Job
Find the word "screenshot" in the listing; pull out each line holding it.

Record excerpts
* BEGIN *

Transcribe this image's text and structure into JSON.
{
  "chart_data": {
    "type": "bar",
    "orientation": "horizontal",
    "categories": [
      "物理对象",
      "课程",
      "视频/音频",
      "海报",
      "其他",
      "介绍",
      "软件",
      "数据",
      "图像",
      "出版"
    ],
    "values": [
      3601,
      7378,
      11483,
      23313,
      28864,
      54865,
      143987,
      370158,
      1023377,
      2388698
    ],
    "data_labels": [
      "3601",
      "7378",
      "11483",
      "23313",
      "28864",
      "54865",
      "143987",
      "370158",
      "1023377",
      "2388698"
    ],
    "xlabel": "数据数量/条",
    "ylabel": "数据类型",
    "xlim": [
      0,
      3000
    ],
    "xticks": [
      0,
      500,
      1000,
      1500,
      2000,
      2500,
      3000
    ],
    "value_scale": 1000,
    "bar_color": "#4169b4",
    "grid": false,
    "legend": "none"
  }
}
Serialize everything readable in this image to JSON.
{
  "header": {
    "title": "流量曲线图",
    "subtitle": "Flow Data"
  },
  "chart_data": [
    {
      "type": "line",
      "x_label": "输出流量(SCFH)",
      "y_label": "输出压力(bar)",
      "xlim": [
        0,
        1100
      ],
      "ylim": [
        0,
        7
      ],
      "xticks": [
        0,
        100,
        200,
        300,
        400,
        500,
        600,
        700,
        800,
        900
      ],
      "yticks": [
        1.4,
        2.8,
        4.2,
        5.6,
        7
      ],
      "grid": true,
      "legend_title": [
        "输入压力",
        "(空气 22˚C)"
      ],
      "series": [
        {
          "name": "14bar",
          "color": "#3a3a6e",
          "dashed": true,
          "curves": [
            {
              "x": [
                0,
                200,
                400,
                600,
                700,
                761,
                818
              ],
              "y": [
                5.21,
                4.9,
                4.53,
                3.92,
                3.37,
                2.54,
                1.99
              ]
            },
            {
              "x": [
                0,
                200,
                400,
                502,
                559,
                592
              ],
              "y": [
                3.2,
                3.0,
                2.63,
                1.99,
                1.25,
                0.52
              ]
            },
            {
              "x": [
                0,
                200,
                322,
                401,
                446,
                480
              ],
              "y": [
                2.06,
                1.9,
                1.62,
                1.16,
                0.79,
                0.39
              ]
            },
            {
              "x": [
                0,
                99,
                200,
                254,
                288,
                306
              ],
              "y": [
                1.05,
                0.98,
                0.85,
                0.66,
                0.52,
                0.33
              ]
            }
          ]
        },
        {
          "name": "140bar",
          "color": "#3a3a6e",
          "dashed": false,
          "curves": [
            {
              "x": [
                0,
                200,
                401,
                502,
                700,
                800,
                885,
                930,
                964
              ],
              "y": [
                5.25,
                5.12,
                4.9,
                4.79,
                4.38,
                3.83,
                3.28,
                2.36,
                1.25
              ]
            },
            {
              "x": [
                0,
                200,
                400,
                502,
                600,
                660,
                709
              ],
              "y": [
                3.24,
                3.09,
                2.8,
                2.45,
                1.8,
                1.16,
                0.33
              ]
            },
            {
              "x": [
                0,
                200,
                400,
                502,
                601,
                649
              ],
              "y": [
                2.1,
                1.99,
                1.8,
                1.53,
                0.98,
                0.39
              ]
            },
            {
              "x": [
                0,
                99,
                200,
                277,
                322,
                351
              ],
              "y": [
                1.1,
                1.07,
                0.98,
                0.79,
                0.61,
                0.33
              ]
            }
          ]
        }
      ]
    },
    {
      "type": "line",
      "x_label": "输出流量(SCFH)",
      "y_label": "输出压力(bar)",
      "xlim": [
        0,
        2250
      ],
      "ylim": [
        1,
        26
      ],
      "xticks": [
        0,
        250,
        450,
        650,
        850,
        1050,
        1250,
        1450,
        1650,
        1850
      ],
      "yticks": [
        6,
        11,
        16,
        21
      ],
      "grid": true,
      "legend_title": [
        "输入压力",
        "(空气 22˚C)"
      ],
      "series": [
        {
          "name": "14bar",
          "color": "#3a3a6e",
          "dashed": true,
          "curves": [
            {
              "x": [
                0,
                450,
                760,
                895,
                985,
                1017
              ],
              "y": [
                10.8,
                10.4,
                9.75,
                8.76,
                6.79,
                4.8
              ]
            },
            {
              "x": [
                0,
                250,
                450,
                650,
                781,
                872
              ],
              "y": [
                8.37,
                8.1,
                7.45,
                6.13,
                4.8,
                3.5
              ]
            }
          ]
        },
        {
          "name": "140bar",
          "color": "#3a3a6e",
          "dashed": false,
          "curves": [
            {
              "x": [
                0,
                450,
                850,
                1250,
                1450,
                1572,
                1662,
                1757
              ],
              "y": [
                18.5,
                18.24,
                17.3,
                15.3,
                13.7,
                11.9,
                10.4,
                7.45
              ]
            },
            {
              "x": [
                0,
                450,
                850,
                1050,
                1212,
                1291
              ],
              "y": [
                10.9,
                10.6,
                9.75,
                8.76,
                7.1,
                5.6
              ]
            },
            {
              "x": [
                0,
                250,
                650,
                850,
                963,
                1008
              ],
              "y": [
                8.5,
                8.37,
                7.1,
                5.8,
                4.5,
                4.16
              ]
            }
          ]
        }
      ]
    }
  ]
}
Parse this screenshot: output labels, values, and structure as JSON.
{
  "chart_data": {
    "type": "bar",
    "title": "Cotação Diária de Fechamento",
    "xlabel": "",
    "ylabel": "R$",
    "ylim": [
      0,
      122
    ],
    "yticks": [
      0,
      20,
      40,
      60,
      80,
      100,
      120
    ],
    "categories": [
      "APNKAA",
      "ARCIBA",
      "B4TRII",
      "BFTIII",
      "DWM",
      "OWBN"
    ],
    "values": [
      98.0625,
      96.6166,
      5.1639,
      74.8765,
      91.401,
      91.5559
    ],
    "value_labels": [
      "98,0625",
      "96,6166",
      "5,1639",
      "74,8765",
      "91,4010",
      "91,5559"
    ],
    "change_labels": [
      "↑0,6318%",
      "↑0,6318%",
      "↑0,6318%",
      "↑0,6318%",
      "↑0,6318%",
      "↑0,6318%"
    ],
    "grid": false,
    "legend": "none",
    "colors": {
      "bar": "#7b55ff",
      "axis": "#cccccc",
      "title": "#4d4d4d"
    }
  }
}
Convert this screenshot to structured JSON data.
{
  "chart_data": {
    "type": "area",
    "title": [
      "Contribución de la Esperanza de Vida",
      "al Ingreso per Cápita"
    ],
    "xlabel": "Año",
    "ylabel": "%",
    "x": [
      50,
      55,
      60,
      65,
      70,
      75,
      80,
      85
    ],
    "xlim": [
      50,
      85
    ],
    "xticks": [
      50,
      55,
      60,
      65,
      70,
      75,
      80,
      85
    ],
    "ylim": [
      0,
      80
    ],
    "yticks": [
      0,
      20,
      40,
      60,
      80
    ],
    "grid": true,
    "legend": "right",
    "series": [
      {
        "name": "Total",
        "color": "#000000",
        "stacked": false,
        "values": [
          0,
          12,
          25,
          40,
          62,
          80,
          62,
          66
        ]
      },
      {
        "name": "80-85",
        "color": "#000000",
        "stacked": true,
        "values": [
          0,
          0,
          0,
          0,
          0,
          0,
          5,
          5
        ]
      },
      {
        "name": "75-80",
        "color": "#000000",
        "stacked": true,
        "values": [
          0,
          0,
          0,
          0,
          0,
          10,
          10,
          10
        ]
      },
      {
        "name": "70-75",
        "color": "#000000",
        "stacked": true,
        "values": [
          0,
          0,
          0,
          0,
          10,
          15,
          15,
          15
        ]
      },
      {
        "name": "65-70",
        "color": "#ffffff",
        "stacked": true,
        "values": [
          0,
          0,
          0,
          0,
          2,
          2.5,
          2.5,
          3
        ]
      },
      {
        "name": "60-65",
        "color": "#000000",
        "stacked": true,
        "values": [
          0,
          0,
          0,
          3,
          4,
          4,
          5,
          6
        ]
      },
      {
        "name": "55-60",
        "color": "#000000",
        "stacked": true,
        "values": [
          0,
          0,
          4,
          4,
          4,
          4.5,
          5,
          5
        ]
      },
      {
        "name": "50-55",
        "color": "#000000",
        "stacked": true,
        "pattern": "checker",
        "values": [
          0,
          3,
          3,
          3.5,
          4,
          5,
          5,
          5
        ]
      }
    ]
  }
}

* END *

Completed task
Parse this screenshot: output labels, values, and structure as JSON.
Convert this screenshot to structured JSON data.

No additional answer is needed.